_GIVEN INSTRUCTION_
Examine each line of the data. Copy those that contain the string "Output".

_PROVIDED ENTRIES_
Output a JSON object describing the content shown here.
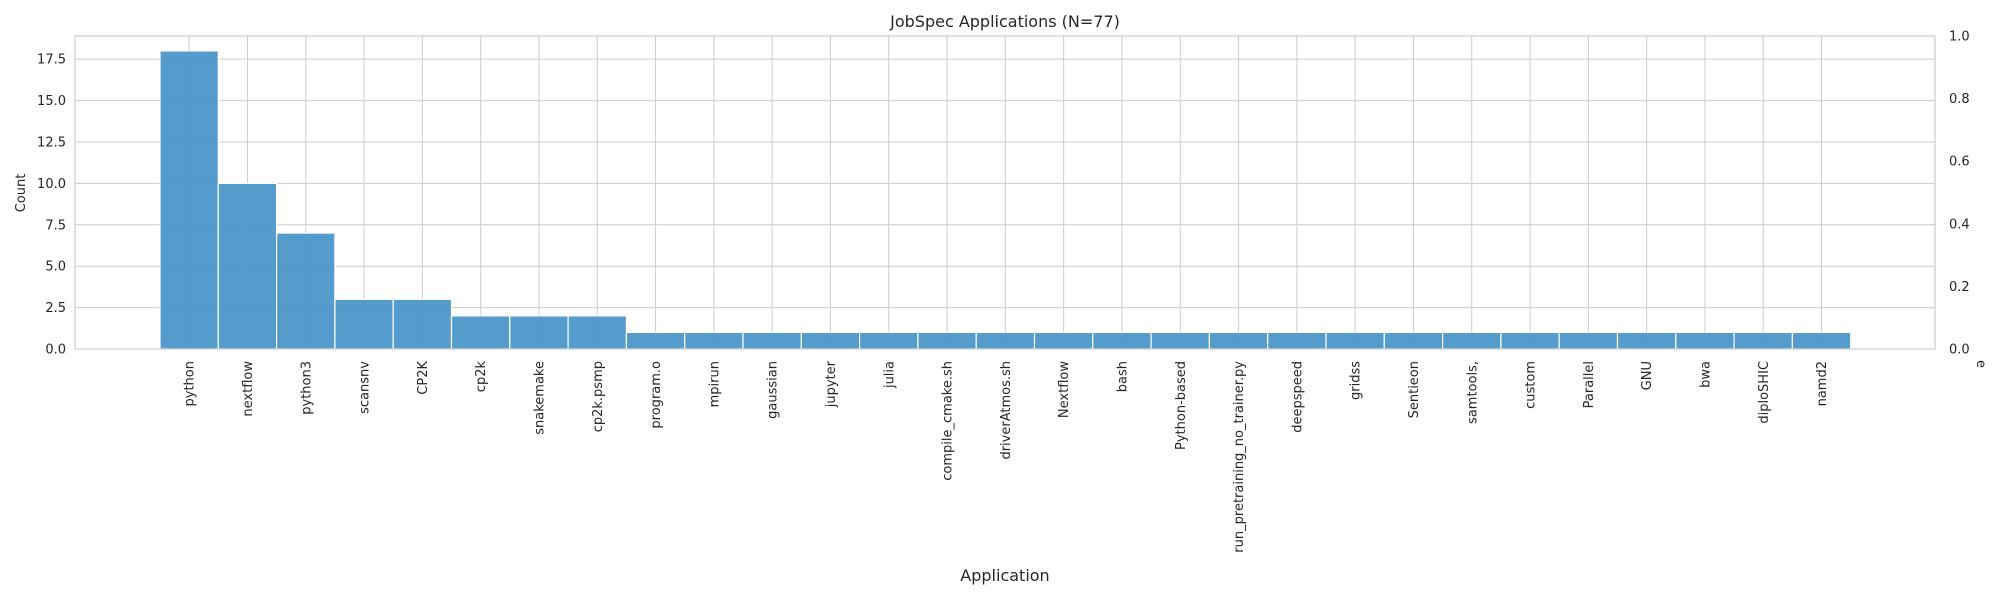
{
  "chart_data": {
    "type": "bar",
    "title": "JobSpec Applications (N=77)",
    "xlabel": "Application",
    "ylabel": "Count",
    "ylim": [
      0,
      18.9
    ],
    "yticks": [
      "0.0",
      "2.5",
      "5.0",
      "7.5",
      "10.0",
      "12.5",
      "15.0",
      "17.5"
    ],
    "y2lim": [
      0,
      1
    ],
    "y2ticks": [
      "0.0",
      "0.2",
      "0.4",
      "0.6",
      "0.8",
      "1.0"
    ],
    "y2_corner_label": "e",
    "grid": true,
    "bar_color": "#4c96c9",
    "categories": [
      "python",
      "nextflow",
      "python3",
      "scansnv",
      "CP2K",
      "cp2k",
      "snakemake",
      "cp2k.psmp",
      "program.o",
      "mpirun",
      "gaussian",
      "jupyter",
      "julia",
      "compile_cmake.sh",
      "driverAtmos.sh",
      "Nextflow",
      "bash",
      "Python-based",
      "run_pretraining_no_trainer.py",
      "deepspeed",
      "gridss",
      "Sentieon",
      "samtools,",
      "custom",
      "Parallel",
      "GNU",
      "bwa",
      "diploSHIC",
      "namd2"
    ],
    "values": [
      18,
      10,
      7,
      3,
      3,
      2,
      2,
      2,
      1,
      1,
      1,
      1,
      1,
      1,
      1,
      1,
      1,
      1,
      1,
      1,
      1,
      1,
      1,
      1,
      1,
      1,
      1,
      1,
      1
    ]
  }
}
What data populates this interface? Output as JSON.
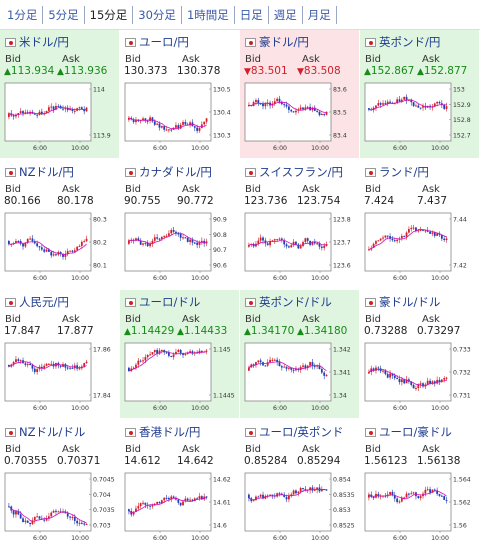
{
  "tabs": [
    {
      "label": "1分足",
      "active": false
    },
    {
      "label": "5分足",
      "active": false
    },
    {
      "label": "15分足",
      "active": true
    },
    {
      "label": "30分足",
      "active": false
    },
    {
      "label": "1時間足",
      "active": false
    },
    {
      "label": "日足",
      "active": false
    },
    {
      "label": "週足",
      "active": false
    },
    {
      "label": "月足",
      "active": false
    }
  ],
  "labels": {
    "bid": "Bid",
    "ask": "Ask"
  },
  "colors": {
    "up_background": "#dff5df",
    "down_background": "#fbe3e6",
    "up_text": "#1a8a1a",
    "down_text": "#d2202a",
    "candle_up": "#d2202a",
    "candle_down": "#1f3fb4",
    "moving_average": "#d10fb8"
  },
  "panels": [
    {
      "name": "米ドル/円",
      "bid": "113.934",
      "ask": "113.936",
      "direction": "up",
      "y_ticks": [
        "114",
        "113.9"
      ],
      "x_ticks": [
        "6:00",
        "10:00"
      ]
    },
    {
      "name": "ユーロ/円",
      "bid": "130.373",
      "ask": "130.378",
      "direction": "none",
      "y_ticks": [
        "130.5",
        "130.4",
        "130.3"
      ],
      "x_ticks": [
        "6:00",
        "10:00"
      ]
    },
    {
      "name": "豪ドル/円",
      "bid": "83.501",
      "ask": "83.508",
      "direction": "down",
      "y_ticks": [
        "83.6",
        "83.5",
        "83.4"
      ],
      "x_ticks": [
        "6:00",
        "10:00"
      ]
    },
    {
      "name": "英ポンド/円",
      "bid": "152.867",
      "ask": "152.877",
      "direction": "up",
      "y_ticks": [
        "153",
        "152.9",
        "152.8",
        "152.7"
      ],
      "x_ticks": [
        "6:00",
        "10:00"
      ]
    },
    {
      "name": "NZドル/円",
      "bid": "80.166",
      "ask": "80.178",
      "direction": "none",
      "y_ticks": [
        "80.3",
        "80.2",
        "80.1"
      ],
      "x_ticks": [
        "6:00",
        "10:00"
      ]
    },
    {
      "name": "カナダドル/円",
      "bid": "90.755",
      "ask": "90.772",
      "direction": "none",
      "y_ticks": [
        "90.9",
        "90.8",
        "90.7",
        "90.6"
      ],
      "x_ticks": [
        "6:00",
        "10:00"
      ]
    },
    {
      "name": "スイスフラン/円",
      "bid": "123.736",
      "ask": "123.754",
      "direction": "none",
      "y_ticks": [
        "123.8",
        "123.7",
        "123.6"
      ],
      "x_ticks": [
        "6:00",
        "10:00"
      ]
    },
    {
      "name": "ランド/円",
      "bid": "7.424",
      "ask": "7.437",
      "direction": "none",
      "y_ticks": [
        "7.44",
        "7.42"
      ],
      "x_ticks": [
        "6:00",
        "10:00"
      ]
    },
    {
      "name": "人民元/円",
      "bid": "17.847",
      "ask": "17.877",
      "direction": "none",
      "y_ticks": [
        "17.86",
        "17.84"
      ],
      "x_ticks": [
        "6:00",
        "10:00"
      ]
    },
    {
      "name": "ユーロ/ドル",
      "bid": "1.14429",
      "ask": "1.14433",
      "direction": "up",
      "y_ticks": [
        "1.145",
        "1.1445"
      ],
      "x_ticks": [
        "6:00",
        "10:00"
      ]
    },
    {
      "name": "英ポンド/ドル",
      "bid": "1.34170",
      "ask": "1.34180",
      "direction": "up",
      "y_ticks": [
        "1.342",
        "1.341",
        "1.34"
      ],
      "x_ticks": [
        "6:00",
        "10:00"
      ]
    },
    {
      "name": "豪ドル/ドル",
      "bid": "0.73288",
      "ask": "0.73297",
      "direction": "none",
      "y_ticks": [
        "0.733",
        "0.732",
        "0.731"
      ],
      "x_ticks": [
        "6:00",
        "10:00"
      ]
    },
    {
      "name": "NZドル/ドル",
      "bid": "0.70355",
      "ask": "0.70371",
      "direction": "none",
      "y_ticks": [
        "0.7045",
        "0.704",
        "0.7035",
        "0.703"
      ],
      "x_ticks": [
        "6:00",
        "10:00"
      ]
    },
    {
      "name": "香港ドル/円",
      "bid": "14.612",
      "ask": "14.642",
      "direction": "none",
      "y_ticks": [
        "14.62",
        "14.61",
        "14.6"
      ],
      "x_ticks": [
        "6:00",
        "10:00"
      ]
    },
    {
      "name": "ユーロ/英ポンド",
      "bid": "0.85284",
      "ask": "0.85294",
      "direction": "none",
      "y_ticks": [
        "0.854",
        "0.8535",
        "0.853",
        "0.8525"
      ],
      "x_ticks": [
        "6:00",
        "10:00"
      ]
    },
    {
      "name": "ユーロ/豪ドル",
      "bid": "1.56123",
      "ask": "1.56138",
      "direction": "none",
      "y_ticks": [
        "1.564",
        "1.562",
        "1.56"
      ],
      "x_ticks": [
        "6:00",
        "10:00"
      ]
    }
  ]
}
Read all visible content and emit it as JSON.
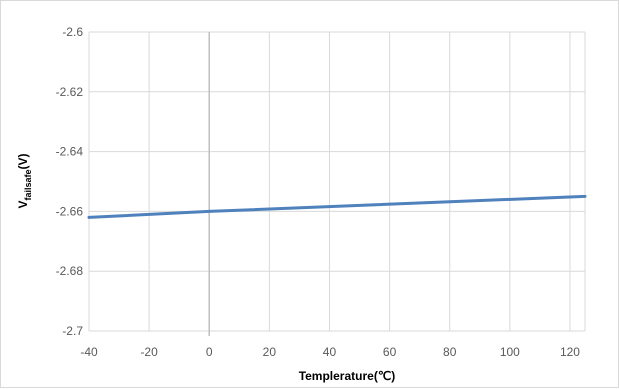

_REPLY_
Output a JSON object describing the content shown here.
What data populates this interface? Output as JSON.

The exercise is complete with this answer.